▼
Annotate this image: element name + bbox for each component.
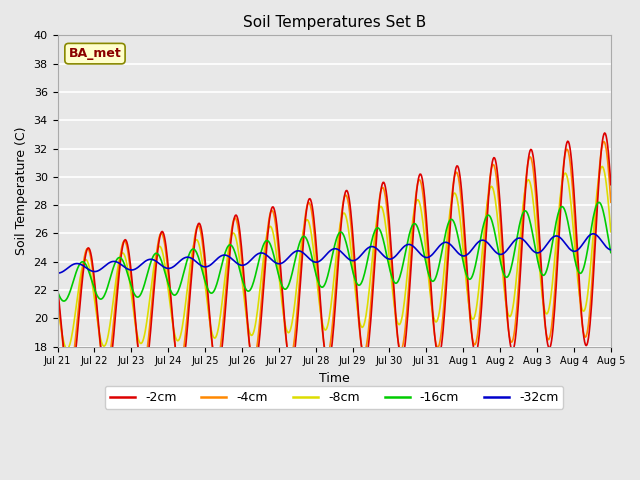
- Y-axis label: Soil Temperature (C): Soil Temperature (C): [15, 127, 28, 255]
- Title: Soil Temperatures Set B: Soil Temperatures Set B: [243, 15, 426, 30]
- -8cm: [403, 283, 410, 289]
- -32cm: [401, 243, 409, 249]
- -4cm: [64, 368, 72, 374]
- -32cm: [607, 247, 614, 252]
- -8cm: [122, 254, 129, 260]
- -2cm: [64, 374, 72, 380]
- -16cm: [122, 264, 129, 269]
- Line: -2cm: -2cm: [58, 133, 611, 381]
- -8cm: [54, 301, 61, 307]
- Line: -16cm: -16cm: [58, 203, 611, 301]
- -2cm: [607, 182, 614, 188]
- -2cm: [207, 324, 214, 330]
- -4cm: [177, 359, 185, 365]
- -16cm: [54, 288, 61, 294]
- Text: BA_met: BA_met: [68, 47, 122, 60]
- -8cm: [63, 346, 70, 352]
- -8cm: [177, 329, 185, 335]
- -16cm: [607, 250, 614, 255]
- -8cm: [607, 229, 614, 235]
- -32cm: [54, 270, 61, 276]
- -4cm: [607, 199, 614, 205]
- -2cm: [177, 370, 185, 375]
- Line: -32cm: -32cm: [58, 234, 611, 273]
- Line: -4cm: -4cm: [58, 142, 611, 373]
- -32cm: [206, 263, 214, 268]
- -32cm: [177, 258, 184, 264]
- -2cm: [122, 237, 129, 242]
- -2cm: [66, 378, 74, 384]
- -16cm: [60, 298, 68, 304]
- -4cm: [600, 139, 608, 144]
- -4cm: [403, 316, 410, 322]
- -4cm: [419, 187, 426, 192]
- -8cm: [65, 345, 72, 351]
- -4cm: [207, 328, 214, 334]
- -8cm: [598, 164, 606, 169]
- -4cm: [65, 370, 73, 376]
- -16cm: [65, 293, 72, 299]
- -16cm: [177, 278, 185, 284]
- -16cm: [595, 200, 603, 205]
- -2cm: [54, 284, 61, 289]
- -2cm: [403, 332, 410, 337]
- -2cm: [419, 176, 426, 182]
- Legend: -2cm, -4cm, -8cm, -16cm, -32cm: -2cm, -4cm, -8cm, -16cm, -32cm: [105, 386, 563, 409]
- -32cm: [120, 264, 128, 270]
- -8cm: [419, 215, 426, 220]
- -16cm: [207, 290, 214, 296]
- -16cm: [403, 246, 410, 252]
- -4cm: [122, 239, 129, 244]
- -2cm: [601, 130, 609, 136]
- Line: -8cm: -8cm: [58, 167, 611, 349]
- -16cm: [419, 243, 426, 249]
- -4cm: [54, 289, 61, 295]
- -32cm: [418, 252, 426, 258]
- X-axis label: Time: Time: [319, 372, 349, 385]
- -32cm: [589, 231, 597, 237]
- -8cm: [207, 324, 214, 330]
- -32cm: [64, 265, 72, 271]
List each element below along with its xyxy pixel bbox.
▲
Rewrite the material above with every instance of "Soil Temperatures Set B" swapped for "Soil Temperatures Set C" and nothing else changed. Leave the pictures out of your answer.

Annotate this image: element name + bbox for each component.
- Y-axis label: Soil Temperature (C): Soil Temperature (C): [15, 127, 28, 255]
- Title: Soil Temperatures Set C: Soil Temperatures Set C: [243, 15, 426, 30]
- -8cm: [403, 283, 410, 289]
- -32cm: [401, 243, 409, 249]
- -4cm: [64, 368, 72, 374]
- -32cm: [607, 247, 614, 252]
- -8cm: [122, 254, 129, 260]
- -2cm: [64, 374, 72, 380]
- -16cm: [122, 264, 129, 269]
- Line: -2cm: -2cm: [58, 133, 611, 381]
- -8cm: [54, 301, 61, 307]
- Line: -16cm: -16cm: [58, 203, 611, 301]
- -2cm: [607, 182, 614, 188]
- -2cm: [207, 324, 214, 330]
- -4cm: [177, 359, 185, 365]
- -16cm: [54, 288, 61, 294]
- Text: BA_met: BA_met: [68, 47, 122, 60]
- -8cm: [63, 346, 70, 352]
- -8cm: [177, 329, 185, 335]
- -16cm: [607, 250, 614, 255]
- -8cm: [607, 229, 614, 235]
- -32cm: [54, 270, 61, 276]
- -4cm: [607, 199, 614, 205]
- -2cm: [177, 370, 185, 375]
- Line: -32cm: -32cm: [58, 234, 611, 273]
- Line: -4cm: -4cm: [58, 142, 611, 373]
- -32cm: [206, 263, 214, 268]
- -32cm: [177, 258, 184, 264]
- -2cm: [122, 237, 129, 242]
- -2cm: [66, 378, 74, 384]
- -16cm: [60, 298, 68, 304]
- -4cm: [600, 139, 608, 144]
- -4cm: [403, 316, 410, 322]
- -4cm: [419, 187, 426, 192]
- -8cm: [65, 345, 72, 351]
- -4cm: [207, 328, 214, 334]
- -8cm: [598, 164, 606, 169]
- -4cm: [65, 370, 73, 376]
- -16cm: [65, 293, 72, 299]
- -16cm: [177, 278, 185, 284]
- -16cm: [595, 200, 603, 205]
- -2cm: [54, 284, 61, 289]
- -2cm: [403, 332, 410, 337]
- -2cm: [419, 176, 426, 182]
- Legend: -2cm, -4cm, -8cm, -16cm, -32cm: -2cm, -4cm, -8cm, -16cm, -32cm: [105, 386, 563, 409]
- -32cm: [120, 264, 128, 270]
- -8cm: [419, 215, 426, 220]
- -16cm: [207, 290, 214, 296]
- -16cm: [403, 246, 410, 252]
- -4cm: [122, 239, 129, 244]
- -2cm: [601, 130, 609, 136]
- Line: -8cm: -8cm: [58, 167, 611, 349]
- -16cm: [419, 243, 426, 249]
- -4cm: [54, 289, 61, 295]
- -32cm: [418, 252, 426, 258]
- X-axis label: Time: Time: [319, 372, 349, 385]
- -32cm: [589, 231, 597, 237]
- -8cm: [207, 324, 214, 330]
- -32cm: [64, 265, 72, 271]
List each element below along with its xyxy pixel bbox.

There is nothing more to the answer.